TASK PROMPT
Identify every line in the records below that contains the word "degrees", and copy each of those lines.

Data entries

--------------------------------------------------

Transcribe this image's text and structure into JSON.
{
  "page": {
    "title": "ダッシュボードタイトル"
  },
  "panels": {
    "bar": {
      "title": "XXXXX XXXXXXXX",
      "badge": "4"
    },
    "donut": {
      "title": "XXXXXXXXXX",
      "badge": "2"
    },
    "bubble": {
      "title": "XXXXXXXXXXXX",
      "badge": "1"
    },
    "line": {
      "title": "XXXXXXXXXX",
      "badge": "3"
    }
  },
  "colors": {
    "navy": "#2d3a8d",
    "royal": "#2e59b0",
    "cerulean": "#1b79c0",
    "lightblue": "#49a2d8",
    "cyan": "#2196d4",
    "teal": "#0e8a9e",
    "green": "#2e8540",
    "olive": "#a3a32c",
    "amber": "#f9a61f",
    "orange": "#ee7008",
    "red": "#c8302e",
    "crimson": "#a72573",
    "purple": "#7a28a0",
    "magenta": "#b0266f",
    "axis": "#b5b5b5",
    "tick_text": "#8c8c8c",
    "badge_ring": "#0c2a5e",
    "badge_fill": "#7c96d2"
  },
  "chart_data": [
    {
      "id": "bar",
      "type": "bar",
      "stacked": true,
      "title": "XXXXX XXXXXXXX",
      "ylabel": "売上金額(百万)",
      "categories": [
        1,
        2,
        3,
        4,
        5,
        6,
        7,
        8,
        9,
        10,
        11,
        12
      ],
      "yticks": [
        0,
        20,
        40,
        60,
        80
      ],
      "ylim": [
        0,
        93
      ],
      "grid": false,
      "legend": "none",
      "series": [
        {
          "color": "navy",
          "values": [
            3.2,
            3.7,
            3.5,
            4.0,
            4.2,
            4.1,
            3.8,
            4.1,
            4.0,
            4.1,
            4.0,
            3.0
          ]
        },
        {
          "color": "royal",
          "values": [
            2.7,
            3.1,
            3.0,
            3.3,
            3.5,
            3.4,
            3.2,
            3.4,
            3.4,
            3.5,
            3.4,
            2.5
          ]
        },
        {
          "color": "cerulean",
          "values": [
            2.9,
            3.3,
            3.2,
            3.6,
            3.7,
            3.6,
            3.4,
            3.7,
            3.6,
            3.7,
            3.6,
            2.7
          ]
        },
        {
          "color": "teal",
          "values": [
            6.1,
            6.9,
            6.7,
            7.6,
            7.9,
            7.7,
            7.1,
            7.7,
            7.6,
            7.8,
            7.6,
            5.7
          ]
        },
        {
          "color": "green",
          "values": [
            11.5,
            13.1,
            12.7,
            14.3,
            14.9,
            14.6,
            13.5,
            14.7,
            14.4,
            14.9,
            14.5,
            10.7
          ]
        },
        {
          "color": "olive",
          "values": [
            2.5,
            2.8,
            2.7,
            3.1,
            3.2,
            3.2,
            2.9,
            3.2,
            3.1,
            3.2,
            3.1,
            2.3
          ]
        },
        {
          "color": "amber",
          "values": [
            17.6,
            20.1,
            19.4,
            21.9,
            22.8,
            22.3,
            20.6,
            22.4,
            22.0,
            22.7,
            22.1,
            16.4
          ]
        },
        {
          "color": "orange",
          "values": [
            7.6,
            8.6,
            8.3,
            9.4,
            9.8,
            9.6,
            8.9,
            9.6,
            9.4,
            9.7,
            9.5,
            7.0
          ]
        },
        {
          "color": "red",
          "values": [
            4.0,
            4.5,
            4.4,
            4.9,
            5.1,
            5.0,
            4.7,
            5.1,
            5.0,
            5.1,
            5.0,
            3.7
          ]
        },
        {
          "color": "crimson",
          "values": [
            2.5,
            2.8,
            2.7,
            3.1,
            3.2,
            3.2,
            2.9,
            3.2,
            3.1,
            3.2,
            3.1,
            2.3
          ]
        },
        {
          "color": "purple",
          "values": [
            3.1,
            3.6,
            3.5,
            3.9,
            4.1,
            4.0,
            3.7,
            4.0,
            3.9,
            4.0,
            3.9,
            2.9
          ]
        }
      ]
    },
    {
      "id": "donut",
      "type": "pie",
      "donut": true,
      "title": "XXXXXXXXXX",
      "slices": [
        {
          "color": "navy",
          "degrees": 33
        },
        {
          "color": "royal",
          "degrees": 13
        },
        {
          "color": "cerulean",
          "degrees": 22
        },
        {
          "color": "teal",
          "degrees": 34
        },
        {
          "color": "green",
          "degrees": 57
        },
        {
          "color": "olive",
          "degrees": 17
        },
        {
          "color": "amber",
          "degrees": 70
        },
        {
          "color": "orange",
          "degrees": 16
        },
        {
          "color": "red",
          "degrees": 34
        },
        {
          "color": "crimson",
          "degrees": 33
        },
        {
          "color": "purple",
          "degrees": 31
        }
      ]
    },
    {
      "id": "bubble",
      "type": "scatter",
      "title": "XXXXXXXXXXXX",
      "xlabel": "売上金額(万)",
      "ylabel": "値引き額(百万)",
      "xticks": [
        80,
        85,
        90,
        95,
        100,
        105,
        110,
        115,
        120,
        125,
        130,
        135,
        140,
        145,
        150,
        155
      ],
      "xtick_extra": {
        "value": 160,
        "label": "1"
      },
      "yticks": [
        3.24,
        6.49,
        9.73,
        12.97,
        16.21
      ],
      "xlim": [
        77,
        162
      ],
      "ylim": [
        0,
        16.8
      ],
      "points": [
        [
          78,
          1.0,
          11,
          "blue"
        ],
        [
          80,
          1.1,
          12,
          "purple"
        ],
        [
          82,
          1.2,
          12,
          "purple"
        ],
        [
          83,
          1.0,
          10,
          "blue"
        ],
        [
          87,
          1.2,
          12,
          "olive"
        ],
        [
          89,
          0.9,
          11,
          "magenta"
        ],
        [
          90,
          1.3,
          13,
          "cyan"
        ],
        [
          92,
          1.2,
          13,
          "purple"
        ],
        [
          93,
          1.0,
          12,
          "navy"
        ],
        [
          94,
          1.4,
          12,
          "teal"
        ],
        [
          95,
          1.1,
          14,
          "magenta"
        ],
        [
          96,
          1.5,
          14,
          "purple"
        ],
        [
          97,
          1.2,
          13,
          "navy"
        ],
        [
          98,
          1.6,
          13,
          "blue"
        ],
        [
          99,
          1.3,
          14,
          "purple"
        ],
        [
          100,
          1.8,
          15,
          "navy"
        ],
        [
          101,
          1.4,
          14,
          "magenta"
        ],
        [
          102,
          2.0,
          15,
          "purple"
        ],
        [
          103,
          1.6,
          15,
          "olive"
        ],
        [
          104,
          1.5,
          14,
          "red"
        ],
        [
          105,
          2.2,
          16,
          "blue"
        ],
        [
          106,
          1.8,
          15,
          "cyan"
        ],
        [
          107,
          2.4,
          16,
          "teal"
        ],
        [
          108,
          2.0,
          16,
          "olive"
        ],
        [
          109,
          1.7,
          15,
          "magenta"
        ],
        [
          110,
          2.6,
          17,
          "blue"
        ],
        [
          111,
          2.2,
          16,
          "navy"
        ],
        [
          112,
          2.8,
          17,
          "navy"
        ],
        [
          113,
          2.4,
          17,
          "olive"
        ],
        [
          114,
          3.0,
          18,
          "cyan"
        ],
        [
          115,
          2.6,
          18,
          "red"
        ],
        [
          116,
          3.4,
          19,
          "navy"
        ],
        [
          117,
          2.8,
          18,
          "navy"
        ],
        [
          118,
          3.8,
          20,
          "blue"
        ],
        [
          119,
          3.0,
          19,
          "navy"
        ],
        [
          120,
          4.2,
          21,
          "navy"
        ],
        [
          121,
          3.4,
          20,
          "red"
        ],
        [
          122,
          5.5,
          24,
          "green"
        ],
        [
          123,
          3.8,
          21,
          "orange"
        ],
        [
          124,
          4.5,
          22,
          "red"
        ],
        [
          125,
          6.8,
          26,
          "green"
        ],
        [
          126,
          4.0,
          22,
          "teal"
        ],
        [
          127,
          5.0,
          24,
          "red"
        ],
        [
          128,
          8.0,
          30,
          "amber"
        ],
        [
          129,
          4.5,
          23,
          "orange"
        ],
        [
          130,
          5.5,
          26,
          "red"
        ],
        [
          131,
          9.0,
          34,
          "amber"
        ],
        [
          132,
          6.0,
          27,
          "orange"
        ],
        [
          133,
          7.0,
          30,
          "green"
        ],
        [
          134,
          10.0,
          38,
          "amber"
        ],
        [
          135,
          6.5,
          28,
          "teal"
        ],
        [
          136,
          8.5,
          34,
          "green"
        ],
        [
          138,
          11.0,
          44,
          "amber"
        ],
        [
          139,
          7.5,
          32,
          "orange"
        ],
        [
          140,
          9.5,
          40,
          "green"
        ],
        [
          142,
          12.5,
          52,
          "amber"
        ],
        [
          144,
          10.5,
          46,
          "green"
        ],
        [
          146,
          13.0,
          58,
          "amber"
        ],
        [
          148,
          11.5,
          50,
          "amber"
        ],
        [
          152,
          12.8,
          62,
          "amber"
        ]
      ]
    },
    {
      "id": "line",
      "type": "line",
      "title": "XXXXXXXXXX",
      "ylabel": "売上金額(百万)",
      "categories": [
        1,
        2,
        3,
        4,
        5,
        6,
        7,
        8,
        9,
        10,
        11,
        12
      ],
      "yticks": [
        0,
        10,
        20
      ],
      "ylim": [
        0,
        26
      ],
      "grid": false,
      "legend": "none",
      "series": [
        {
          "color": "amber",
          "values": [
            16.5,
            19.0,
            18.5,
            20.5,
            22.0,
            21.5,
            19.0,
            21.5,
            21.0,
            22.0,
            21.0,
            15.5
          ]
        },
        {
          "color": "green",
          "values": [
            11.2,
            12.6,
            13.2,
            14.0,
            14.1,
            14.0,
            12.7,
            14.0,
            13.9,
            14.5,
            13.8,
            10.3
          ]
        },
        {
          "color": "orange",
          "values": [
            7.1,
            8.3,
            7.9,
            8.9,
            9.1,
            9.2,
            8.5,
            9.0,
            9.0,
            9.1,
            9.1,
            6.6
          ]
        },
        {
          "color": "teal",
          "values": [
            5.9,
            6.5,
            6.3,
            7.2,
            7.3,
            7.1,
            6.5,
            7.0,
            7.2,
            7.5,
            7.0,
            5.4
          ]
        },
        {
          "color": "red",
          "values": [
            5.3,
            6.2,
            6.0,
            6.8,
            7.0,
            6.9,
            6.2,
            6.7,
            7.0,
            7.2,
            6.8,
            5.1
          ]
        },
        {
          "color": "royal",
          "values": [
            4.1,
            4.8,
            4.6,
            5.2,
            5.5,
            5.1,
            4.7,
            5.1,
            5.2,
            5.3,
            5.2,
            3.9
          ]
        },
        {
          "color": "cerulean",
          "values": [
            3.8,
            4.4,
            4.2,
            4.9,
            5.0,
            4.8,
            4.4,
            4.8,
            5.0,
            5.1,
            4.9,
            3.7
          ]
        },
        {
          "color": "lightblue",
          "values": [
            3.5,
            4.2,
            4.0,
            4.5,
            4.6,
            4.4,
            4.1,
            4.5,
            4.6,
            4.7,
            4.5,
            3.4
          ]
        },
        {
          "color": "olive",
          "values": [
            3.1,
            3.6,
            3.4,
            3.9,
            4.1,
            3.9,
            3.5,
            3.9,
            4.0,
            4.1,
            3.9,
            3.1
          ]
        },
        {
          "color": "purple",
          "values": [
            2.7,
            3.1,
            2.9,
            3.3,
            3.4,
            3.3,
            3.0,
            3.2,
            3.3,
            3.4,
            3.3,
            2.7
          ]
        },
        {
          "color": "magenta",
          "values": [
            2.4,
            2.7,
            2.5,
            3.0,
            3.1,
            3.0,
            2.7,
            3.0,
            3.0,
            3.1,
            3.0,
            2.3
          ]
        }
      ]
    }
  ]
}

--------------------------------------------------

EXERCISE OUTPUT
          "degrees": 33
          "degrees": 13
          "degrees": 22
          "degrees": 34
          "degrees": 57
          "degrees": 17
          "degrees": 70
          "degrees": 16
          "degrees": 34
          "degrees": 33
          "degrees": 31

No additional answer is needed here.